- **Dataset items**:
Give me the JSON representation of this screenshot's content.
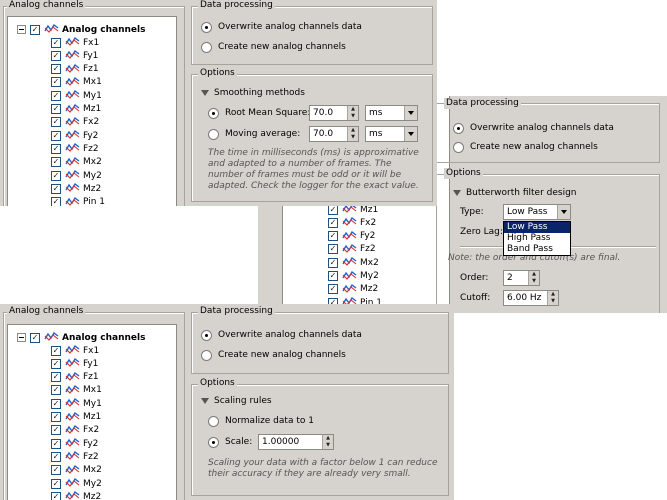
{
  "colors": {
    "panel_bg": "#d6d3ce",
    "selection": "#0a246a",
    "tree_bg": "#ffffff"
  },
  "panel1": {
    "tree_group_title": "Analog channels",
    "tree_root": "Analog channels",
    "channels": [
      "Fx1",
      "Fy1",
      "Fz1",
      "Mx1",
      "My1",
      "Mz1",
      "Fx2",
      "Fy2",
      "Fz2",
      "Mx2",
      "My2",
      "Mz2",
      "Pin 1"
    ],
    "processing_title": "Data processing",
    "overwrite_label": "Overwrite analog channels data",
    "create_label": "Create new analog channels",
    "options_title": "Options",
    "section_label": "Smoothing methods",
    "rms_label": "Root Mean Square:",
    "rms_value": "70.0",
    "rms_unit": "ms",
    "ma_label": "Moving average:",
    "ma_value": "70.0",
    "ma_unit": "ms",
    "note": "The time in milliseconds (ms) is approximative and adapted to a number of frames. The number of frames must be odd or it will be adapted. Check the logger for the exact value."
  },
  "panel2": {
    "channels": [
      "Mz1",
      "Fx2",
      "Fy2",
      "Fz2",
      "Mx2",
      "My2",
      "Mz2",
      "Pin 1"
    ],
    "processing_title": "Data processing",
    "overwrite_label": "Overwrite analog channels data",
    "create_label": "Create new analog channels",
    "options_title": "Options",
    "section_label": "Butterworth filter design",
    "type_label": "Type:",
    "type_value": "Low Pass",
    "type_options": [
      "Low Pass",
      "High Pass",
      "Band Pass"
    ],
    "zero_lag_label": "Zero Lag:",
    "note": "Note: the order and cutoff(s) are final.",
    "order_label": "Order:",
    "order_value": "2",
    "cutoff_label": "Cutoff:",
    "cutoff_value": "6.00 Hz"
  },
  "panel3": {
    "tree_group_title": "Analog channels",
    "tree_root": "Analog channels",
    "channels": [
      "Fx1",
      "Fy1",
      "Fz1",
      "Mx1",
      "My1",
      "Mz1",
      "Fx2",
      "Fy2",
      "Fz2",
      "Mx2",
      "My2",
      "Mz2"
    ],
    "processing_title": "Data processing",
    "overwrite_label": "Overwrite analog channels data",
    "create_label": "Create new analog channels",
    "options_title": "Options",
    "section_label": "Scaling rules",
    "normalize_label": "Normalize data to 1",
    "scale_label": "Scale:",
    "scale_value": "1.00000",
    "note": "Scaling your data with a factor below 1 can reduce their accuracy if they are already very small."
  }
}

- **What the exercise asks**: Working from the material above, transcribe it exactly while omitting pictures.

- **Task answer**:
Give me the JSON representation of this screenshot's content.
{
  "colors": {
    "panel_bg": "#d6d3ce",
    "selection": "#0a246a",
    "tree_bg": "#ffffff"
  },
  "panel1": {
    "tree_group_title": "Analog channels",
    "tree_root": "Analog channels",
    "channels": [
      "Fx1",
      "Fy1",
      "Fz1",
      "Mx1",
      "My1",
      "Mz1",
      "Fx2",
      "Fy2",
      "Fz2",
      "Mx2",
      "My2",
      "Mz2",
      "Pin 1"
    ],
    "processing_title": "Data processing",
    "overwrite_label": "Overwrite analog channels data",
    "create_label": "Create new analog channels",
    "options_title": "Options",
    "section_label": "Smoothing methods",
    "rms_label": "Root Mean Square:",
    "rms_value": "70.0",
    "rms_unit": "ms",
    "ma_label": "Moving average:",
    "ma_value": "70.0",
    "ma_unit": "ms",
    "note": "The time in milliseconds (ms) is approximative and adapted to a number of frames. The number of frames must be odd or it will be adapted. Check the logger for the exact value."
  },
  "panel2": {
    "channels": [
      "Mz1",
      "Fx2",
      "Fy2",
      "Fz2",
      "Mx2",
      "My2",
      "Mz2",
      "Pin 1"
    ],
    "processing_title": "Data processing",
    "overwrite_label": "Overwrite analog channels data",
    "create_label": "Create new analog channels",
    "options_title": "Options",
    "section_label": "Butterworth filter design",
    "type_label": "Type:",
    "type_value": "Low Pass",
    "type_options": [
      "Low Pass",
      "High Pass",
      "Band Pass"
    ],
    "zero_lag_label": "Zero Lag:",
    "note": "Note: the order and cutoff(s) are final.",
    "order_label": "Order:",
    "order_value": "2",
    "cutoff_label": "Cutoff:",
    "cutoff_value": "6.00 Hz"
  },
  "panel3": {
    "tree_group_title": "Analog channels",
    "tree_root": "Analog channels",
    "channels": [
      "Fx1",
      "Fy1",
      "Fz1",
      "Mx1",
      "My1",
      "Mz1",
      "Fx2",
      "Fy2",
      "Fz2",
      "Mx2",
      "My2",
      "Mz2"
    ],
    "processing_title": "Data processing",
    "overwrite_label": "Overwrite analog channels data",
    "create_label": "Create new analog channels",
    "options_title": "Options",
    "section_label": "Scaling rules",
    "normalize_label": "Normalize data to 1",
    "scale_label": "Scale:",
    "scale_value": "1.00000",
    "note": "Scaling your data with a factor below 1 can reduce their accuracy if they are already very small."
  }
}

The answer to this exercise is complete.